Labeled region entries
================

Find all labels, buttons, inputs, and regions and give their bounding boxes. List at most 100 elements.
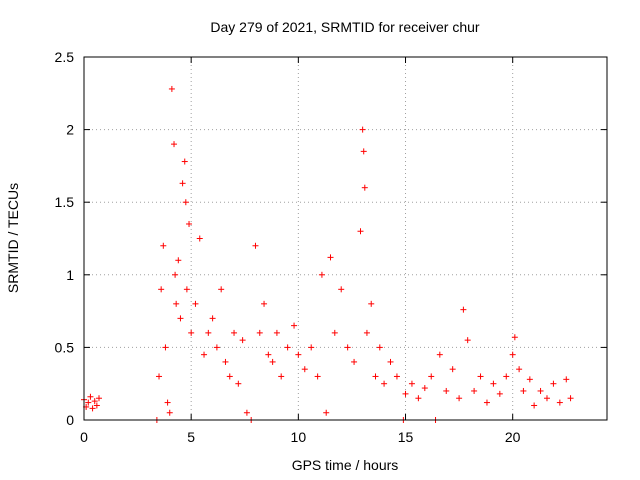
data-point [252,242,259,249]
data-point [368,300,375,307]
data-point [520,387,527,394]
data-point [351,358,358,365]
data-point [381,380,388,387]
data-point [363,329,370,336]
y-tick-label: 2.5 [55,49,75,65]
data-point [156,373,163,380]
data-point [509,351,516,358]
data-point [415,395,422,402]
data-point [222,358,229,365]
data-point [318,271,325,278]
chart-title: Day 279 of 2021, SRMTID for receiver chu… [210,19,480,35]
data-point [213,344,220,351]
x-tick-label: 0 [80,429,88,445]
data-point [218,286,225,293]
data-point [168,85,175,92]
y-tick-label: 0.5 [55,339,75,355]
data-point [205,329,212,336]
data-point [421,385,428,392]
data-point [331,329,338,336]
data-point [160,242,167,249]
data-point [179,180,186,187]
data-point [526,376,533,383]
data-point [344,344,351,351]
data-point [209,315,216,322]
data-point [537,387,544,394]
data-point [550,380,557,387]
data-point [278,373,285,380]
data-point [181,158,188,165]
x-tick-label: 15 [398,429,414,445]
data-point [483,399,490,406]
data-point [490,380,497,387]
x-tick-label: 5 [187,429,195,445]
data-point [188,329,195,336]
data-point [166,409,173,416]
data-point [531,402,538,409]
data-point [201,351,208,358]
data-point [327,254,334,261]
data-point [372,373,379,380]
data-point [173,300,180,307]
y-tick-label: 2 [66,122,74,138]
data-point [235,380,242,387]
data-point [87,393,94,400]
data-point [402,390,409,397]
data-point [464,337,471,344]
x-tick-label: 10 [291,429,307,445]
data-point [291,322,298,329]
data-point [556,399,563,406]
data-point [449,366,456,373]
data-point [295,351,302,358]
x-tick-label: 20 [505,429,521,445]
data-point [323,409,330,416]
data-point [269,358,276,365]
data-point [408,380,415,387]
data-point [387,358,394,365]
data-point [284,344,291,351]
x-axis-label: GPS time / hours [292,457,399,473]
data-point [192,300,199,307]
data-point [265,351,272,358]
data-point [177,315,184,322]
data-point [164,399,171,406]
plot-frame [83,56,608,421]
data-point [256,329,263,336]
axis-ticks: 0 5 10 15 20 0 0.5 1 1.5 2 2.5 [55,49,607,445]
data-point [85,399,92,406]
data-point [196,235,203,242]
data-point [182,199,189,206]
data-point [359,126,366,133]
data-point [301,366,308,373]
data-point [436,351,443,358]
data-point [376,344,383,351]
data-point [361,184,368,191]
data-point [567,395,574,402]
data-point [543,395,550,402]
y-axis-label: SRMTID / TECUs [5,183,21,293]
data-point [243,409,250,416]
data-point [96,395,103,402]
data-point [171,141,178,148]
data-point [239,337,246,344]
data-point [360,148,367,155]
data-point [357,228,364,235]
data-point [91,398,98,405]
data-point [443,387,450,394]
data-point [175,257,182,264]
data-point [477,373,484,380]
data-point [273,329,280,336]
data-point [158,286,165,293]
data-point [172,271,179,278]
y-tick-label: 0 [66,412,74,428]
data-point [162,344,169,351]
data-point [503,373,510,380]
data-point [456,395,463,402]
data-point [563,376,570,383]
data-points [81,85,574,423]
data-point [314,373,321,380]
data-point [516,366,523,373]
data-point [460,306,467,313]
data-point [226,373,233,380]
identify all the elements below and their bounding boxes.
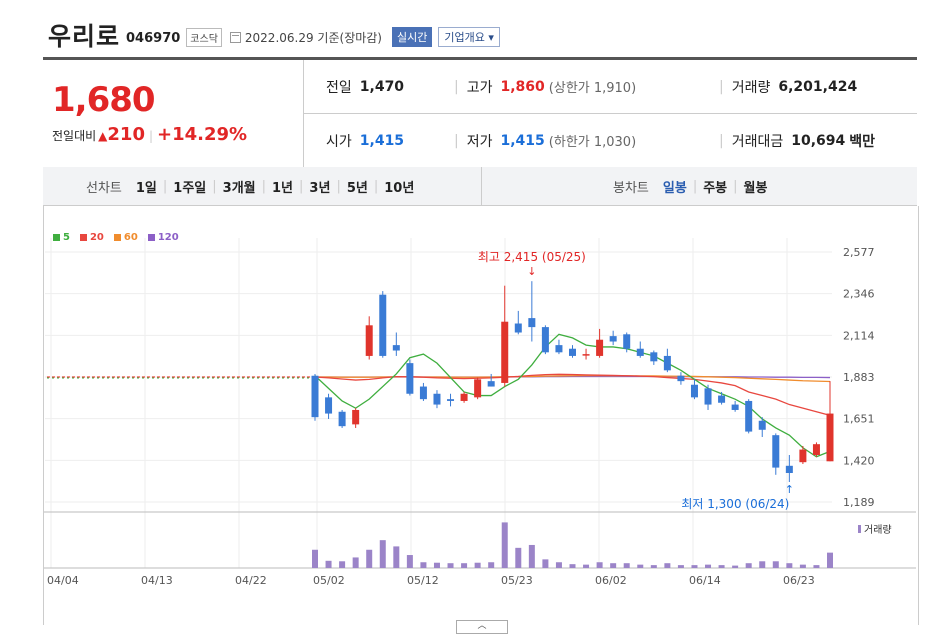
- company-overview-button[interactable]: 기업개요 ▾: [438, 27, 500, 47]
- stock-name: 우리로: [48, 22, 121, 51]
- change-label: 전일대비: [52, 129, 97, 143]
- base-date: 2022.06.29 기준(장마감): [244, 30, 382, 45]
- legend-swatch: [147, 234, 155, 241]
- separator: |: [299, 178, 304, 194]
- candle-weekly[interactable]: 주봉: [703, 180, 728, 196]
- stat-label: 전일: [326, 79, 352, 96]
- period-1w[interactable]: 1주일: [173, 180, 207, 196]
- stat-high: | 고가 1,860 (상한가 1,910): [454, 60, 636, 113]
- line-chart-label: 선차트: [86, 180, 122, 196]
- chart-toolbar: 선차트 1일 | 1주일 | 3개월 | 1년 | 3년 | 5년 | 10년 봉차트 일봉…: [43, 167, 917, 206]
- legend-label: 20: [89, 232, 104, 243]
- stat-label: 저가: [466, 133, 493, 150]
- separator: |: [719, 78, 724, 95]
- stat-value: 10,694: [791, 132, 846, 149]
- stat-volume: | 거래량 6,201,424: [719, 60, 857, 113]
- separator: |: [733, 178, 738, 194]
- stat-label: 거래량: [731, 79, 771, 96]
- period-1d[interactable]: 1일: [135, 180, 157, 196]
- amount-unit: 백만: [849, 133, 876, 150]
- stat-row-1: 전일 1,470 | 고가 1,860 (상한가 1,910) | 거래량 6,201,42…: [304, 60, 917, 114]
- collapse-chart-button[interactable]: ︿: [456, 620, 508, 634]
- stock-header: 우리로 046970 코스닥 2022.06.29 기준(장마감) 실시간 기업…: [48, 18, 500, 52]
- stat-low: | 저가 1,415 (하한가 1,030): [454, 114, 636, 167]
- separator: |: [454, 78, 459, 95]
- separator: |: [692, 178, 698, 194]
- chart-legend: 5 20 60 120: [53, 232, 179, 243]
- stock-code: 046970: [126, 30, 181, 46]
- realtime-button[interactable]: 실시간: [392, 27, 433, 47]
- change-percent: +14.29%: [157, 124, 248, 145]
- separator: |: [261, 178, 267, 194]
- stat-open: 시가 1,415: [326, 114, 404, 167]
- upper-limit: (상한가 1,910): [548, 81, 637, 96]
- candle-chart-types: 봉차트 일봉 | 주봉 | 월봉: [613, 167, 767, 205]
- separator: |: [336, 178, 341, 194]
- period-3m[interactable]: 3개월: [222, 180, 256, 196]
- stat-value: 1,860: [500, 78, 545, 95]
- legend-label: 60: [123, 232, 138, 243]
- separator: |: [719, 132, 724, 149]
- current-price: 1,680: [52, 80, 156, 120]
- chart-area: [43, 206, 919, 625]
- stat-label: 고가: [466, 79, 493, 96]
- line-chart-periods: 선차트 1일 | 1주일 | 3개월 | 1년 | 3년 | 5년 | 10년: [86, 167, 414, 205]
- market-badge: 코스닥: [186, 27, 222, 47]
- candle-chart-label: 봉차트: [613, 180, 649, 196]
- lower-limit: (하한가 1,030): [548, 135, 637, 150]
- calendar-icon: [229, 31, 241, 43]
- legend-label: 5: [63, 232, 70, 243]
- stat-value: 6,201,424: [778, 78, 858, 95]
- stat-value: 1,470: [359, 78, 405, 95]
- legend-swatch: [53, 234, 60, 241]
- legend-ma60: 60: [113, 232, 138, 243]
- separator: |: [162, 178, 168, 194]
- separator: |: [373, 178, 379, 194]
- candle-daily[interactable]: 일봉: [662, 180, 687, 196]
- change-amount: 210: [107, 124, 145, 145]
- period-5y[interactable]: 5년: [346, 180, 368, 196]
- divider: [43, 57, 917, 60]
- quote-panel: 1,680 전일대비 ▲210 | +14.29% 전일 1,470 | 고가 1,860(…: [43, 60, 917, 168]
- divider: [481, 167, 482, 205]
- legend-label: 120: [157, 232, 179, 243]
- separator: |: [148, 129, 154, 143]
- candle-monthly[interactable]: 월봉: [743, 180, 768, 196]
- up-arrow-icon: ▲: [98, 129, 108, 143]
- stat-prev: 전일 1,470: [326, 60, 404, 113]
- period-3y[interactable]: 3년: [309, 180, 331, 196]
- legend-ma120: 120: [147, 232, 179, 243]
- separator: |: [454, 132, 459, 149]
- legend-ma5: 5: [53, 232, 70, 243]
- period-1y[interactable]: 1년: [272, 180, 294, 196]
- period-10y[interactable]: 10년: [384, 180, 415, 196]
- stat-label: 시가: [326, 133, 352, 150]
- legend-ma20: 20: [79, 232, 104, 243]
- stat-amount: | 거래대금 10,694 백만: [719, 114, 875, 167]
- stat-label: 거래대금: [731, 133, 784, 150]
- price-change: 전일대비 ▲210 | +14.29%: [52, 124, 247, 145]
- stat-value: 1,415: [500, 132, 545, 149]
- separator: |: [212, 178, 217, 194]
- legend-swatch: [113, 234, 121, 241]
- price-block: 1,680 전일대비 ▲210 | +14.29%: [43, 60, 304, 167]
- stat-value: 1,415: [359, 132, 405, 149]
- stat-row-2: 시가 1,415 | 저가 1,415 (하한가 1,030) | 거래대금 10,694 백…: [304, 114, 917, 167]
- legend-swatch: [79, 234, 87, 241]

================

Direction:
Count the lines in the entries above that contain the string "change". Give only the number.

Answer to the problem:
4